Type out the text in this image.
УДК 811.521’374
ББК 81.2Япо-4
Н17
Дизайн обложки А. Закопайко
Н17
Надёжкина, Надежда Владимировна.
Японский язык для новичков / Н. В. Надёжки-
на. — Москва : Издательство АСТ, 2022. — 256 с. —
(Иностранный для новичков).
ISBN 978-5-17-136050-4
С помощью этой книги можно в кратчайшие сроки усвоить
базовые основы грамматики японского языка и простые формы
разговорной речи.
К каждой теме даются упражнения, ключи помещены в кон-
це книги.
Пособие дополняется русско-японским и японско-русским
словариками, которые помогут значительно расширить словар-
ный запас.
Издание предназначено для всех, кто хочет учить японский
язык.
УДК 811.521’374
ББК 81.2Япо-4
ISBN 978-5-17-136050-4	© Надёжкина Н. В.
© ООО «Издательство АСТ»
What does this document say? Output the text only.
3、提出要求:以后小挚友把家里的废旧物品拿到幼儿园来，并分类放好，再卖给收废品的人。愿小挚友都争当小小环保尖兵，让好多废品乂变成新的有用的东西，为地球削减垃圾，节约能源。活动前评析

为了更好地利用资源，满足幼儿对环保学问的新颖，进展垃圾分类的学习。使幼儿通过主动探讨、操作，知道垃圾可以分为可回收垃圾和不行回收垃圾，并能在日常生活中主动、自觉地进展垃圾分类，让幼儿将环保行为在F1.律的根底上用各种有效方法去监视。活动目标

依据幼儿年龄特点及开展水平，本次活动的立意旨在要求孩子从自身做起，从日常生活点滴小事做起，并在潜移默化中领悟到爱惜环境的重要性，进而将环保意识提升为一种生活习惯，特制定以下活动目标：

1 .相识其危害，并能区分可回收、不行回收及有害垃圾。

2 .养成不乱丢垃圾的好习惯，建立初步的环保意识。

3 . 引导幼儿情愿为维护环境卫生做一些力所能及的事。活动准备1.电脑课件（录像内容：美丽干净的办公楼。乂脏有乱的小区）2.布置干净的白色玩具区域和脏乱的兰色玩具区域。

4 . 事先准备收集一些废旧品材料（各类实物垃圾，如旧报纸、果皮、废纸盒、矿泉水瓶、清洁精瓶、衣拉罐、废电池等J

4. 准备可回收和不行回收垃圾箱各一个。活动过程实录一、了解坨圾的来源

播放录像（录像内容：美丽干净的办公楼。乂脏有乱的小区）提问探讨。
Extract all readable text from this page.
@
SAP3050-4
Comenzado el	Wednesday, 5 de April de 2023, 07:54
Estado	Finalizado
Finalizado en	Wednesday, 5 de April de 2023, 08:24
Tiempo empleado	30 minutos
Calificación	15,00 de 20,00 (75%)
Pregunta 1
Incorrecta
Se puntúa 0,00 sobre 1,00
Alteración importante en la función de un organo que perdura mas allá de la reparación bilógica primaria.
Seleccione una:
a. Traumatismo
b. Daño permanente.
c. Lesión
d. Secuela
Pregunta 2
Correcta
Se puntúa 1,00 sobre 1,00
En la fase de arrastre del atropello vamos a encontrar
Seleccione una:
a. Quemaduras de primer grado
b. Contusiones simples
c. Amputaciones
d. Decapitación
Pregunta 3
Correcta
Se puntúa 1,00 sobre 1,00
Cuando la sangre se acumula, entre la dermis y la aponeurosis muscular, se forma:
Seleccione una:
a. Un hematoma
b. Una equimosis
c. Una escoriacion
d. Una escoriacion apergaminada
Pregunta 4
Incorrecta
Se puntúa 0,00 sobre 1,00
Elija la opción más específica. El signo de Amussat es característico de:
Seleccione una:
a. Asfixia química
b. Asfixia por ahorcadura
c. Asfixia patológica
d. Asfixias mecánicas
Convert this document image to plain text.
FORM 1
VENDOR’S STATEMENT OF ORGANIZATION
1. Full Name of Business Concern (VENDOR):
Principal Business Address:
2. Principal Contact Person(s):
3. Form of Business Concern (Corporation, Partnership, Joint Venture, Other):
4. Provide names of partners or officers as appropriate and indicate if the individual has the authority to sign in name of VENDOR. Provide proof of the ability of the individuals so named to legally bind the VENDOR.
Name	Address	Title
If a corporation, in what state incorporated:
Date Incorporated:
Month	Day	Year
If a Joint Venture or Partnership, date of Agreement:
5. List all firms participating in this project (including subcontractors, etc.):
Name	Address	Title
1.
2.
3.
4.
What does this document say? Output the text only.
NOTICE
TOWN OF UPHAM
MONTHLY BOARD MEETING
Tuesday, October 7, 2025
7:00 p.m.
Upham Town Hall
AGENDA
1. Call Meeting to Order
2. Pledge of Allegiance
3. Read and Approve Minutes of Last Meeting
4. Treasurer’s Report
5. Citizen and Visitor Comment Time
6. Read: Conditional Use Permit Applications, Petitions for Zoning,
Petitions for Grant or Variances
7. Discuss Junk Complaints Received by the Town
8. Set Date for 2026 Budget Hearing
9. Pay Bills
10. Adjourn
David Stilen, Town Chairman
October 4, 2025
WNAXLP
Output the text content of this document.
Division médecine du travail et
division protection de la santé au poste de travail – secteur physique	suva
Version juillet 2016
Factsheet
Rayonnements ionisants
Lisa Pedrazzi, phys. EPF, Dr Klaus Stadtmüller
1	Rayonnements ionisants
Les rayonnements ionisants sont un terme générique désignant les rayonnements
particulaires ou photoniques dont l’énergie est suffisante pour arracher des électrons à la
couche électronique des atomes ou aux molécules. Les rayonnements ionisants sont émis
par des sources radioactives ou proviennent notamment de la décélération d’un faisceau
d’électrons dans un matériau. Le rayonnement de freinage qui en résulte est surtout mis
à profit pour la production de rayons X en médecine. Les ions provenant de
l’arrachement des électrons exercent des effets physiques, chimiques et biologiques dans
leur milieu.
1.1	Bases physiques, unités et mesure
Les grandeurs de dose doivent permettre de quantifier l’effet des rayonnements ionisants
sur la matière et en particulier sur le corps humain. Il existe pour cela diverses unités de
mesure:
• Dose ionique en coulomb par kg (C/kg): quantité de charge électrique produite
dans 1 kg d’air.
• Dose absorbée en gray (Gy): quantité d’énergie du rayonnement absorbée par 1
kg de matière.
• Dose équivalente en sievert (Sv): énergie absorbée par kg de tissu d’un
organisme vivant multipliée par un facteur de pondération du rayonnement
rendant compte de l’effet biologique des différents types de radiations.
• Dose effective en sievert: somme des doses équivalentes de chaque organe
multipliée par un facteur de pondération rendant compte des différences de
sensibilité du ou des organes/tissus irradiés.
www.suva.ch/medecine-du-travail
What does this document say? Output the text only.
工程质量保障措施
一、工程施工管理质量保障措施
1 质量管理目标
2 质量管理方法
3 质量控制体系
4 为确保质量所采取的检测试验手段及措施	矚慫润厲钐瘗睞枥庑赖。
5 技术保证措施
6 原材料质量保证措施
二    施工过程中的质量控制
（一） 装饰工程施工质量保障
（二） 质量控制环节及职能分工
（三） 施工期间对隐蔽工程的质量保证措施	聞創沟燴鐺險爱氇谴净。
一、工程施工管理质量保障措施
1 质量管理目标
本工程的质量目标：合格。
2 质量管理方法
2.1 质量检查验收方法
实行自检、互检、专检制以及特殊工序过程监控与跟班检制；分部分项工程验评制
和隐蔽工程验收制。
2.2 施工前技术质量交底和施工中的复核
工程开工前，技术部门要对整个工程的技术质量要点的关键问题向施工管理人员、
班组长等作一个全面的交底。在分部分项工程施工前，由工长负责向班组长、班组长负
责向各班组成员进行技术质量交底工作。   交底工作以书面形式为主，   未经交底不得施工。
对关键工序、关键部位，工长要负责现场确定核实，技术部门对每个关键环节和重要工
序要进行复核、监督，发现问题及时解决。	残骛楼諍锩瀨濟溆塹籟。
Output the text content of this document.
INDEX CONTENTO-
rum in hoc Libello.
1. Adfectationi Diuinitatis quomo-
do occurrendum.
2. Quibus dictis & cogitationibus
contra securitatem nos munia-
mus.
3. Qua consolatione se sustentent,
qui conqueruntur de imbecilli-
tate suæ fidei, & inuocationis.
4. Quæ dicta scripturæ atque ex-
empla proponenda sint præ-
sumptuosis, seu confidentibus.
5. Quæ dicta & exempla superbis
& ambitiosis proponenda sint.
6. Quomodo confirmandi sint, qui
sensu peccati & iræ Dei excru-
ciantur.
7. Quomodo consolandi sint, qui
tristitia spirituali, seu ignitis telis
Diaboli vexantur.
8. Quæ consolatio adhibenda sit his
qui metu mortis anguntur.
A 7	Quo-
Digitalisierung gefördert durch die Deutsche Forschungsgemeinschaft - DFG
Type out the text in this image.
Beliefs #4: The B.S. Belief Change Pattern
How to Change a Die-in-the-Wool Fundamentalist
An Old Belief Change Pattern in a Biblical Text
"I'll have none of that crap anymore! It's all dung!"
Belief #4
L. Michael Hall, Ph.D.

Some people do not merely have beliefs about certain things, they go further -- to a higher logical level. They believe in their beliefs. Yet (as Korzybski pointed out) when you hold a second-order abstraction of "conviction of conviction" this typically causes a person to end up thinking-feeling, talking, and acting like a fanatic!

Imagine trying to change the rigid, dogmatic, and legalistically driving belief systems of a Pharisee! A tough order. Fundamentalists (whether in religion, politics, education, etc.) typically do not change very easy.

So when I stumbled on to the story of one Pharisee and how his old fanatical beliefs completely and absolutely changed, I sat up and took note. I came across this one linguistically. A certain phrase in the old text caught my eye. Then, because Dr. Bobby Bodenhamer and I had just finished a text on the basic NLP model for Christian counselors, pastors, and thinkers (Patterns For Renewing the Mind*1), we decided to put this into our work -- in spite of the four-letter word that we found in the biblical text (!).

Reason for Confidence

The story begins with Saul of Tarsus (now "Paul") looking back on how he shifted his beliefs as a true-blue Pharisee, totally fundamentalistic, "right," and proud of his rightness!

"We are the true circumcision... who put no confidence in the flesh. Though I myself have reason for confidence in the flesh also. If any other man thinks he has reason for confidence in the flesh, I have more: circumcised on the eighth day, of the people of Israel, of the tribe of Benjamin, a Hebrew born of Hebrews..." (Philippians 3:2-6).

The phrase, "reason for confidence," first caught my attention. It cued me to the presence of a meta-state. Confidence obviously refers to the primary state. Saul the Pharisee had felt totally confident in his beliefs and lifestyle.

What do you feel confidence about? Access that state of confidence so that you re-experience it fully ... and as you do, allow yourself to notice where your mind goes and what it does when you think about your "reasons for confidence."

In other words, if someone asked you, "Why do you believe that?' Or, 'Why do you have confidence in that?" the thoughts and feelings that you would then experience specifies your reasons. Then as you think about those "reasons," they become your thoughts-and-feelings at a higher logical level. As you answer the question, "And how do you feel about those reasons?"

━━━━━━

_What is asked_
In the entries above, how many lines hold the word "Principal"? State the number and nothing else.

_Result of this exercise_
2